* start Entries shown *

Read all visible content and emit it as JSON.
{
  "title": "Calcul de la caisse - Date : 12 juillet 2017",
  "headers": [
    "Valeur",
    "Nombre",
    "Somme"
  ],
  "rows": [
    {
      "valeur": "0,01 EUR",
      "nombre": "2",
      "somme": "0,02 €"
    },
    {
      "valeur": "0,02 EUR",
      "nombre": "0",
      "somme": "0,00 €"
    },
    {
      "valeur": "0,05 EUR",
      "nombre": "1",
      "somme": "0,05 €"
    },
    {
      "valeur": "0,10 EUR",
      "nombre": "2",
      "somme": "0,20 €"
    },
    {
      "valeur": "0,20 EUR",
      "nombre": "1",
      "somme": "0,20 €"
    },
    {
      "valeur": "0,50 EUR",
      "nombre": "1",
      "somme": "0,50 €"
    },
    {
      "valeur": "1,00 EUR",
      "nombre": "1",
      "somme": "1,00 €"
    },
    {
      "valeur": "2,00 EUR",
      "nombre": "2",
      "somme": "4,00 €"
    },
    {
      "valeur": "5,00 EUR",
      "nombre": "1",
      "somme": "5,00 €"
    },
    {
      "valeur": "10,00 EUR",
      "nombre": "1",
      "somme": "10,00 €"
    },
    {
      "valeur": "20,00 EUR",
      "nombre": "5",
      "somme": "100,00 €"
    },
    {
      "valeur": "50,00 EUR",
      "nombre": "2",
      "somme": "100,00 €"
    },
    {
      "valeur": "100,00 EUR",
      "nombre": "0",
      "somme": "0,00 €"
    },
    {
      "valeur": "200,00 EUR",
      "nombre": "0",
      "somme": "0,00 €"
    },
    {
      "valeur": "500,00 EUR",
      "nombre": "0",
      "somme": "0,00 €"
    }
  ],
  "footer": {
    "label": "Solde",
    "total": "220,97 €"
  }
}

* end Entries shown *

Exercise details: Repeat the records above exactly, leaving none out.

Expected output:
Read all visible content and emit it as JSON.
{
  "title": "Calcul de la caisse - Date : 12 juillet 2017",
  "headers": [
    "Valeur",
    "Nombre",
    "Somme"
  ],
  "rows": [
    {
      "valeur": "0,01 EUR",
      "nombre": "2",
      "somme": "0,02 €"
    },
    {
      "valeur": "0,02 EUR",
      "nombre": "0",
      "somme": "0,00 €"
    },
    {
      "valeur": "0,05 EUR",
      "nombre": "1",
      "somme": "0,05 €"
    },
    {
      "valeur": "0,10 EUR",
      "nombre": "2",
      "somme": "0,20 €"
    },
    {
      "valeur": "0,20 EUR",
      "nombre": "1",
      "somme": "0,20 €"
    },
    {
      "valeur": "0,50 EUR",
      "nombre": "1",
      "somme": "0,50 €"
    },
    {
      "valeur": "1,00 EUR",
      "nombre": "1",
      "somme": "1,00 €"
    },
    {
      "valeur": "2,00 EUR",
      "nombre": "2",
      "somme": "4,00 €"
    },
    {
      "valeur": "5,00 EUR",
      "nombre": "1",
      "somme": "5,00 €"
    },
    {
      "valeur": "10,00 EUR",
      "nombre": "1",
      "somme": "10,00 €"
    },
    {
      "valeur": "20,00 EUR",
      "nombre": "5",
      "somme": "100,00 €"
    },
    {
      "valeur": "50,00 EUR",
      "nombre": "2",
      "somme": "100,00 €"
    },
    {
      "valeur": "100,00 EUR",
      "nombre": "0",
      "somme": "0,00 €"
    },
    {
      "valeur": "200,00 EUR",
      "nombre": "0",
      "somme": "0,00 €"
    },
    {
      "valeur": "500,00 EUR",
      "nombre": "0",
      "somme": "0,00 €"
    }
  ],
  "footer": {
    "label": "Solde",
    "total": "220,97 €"
  }
}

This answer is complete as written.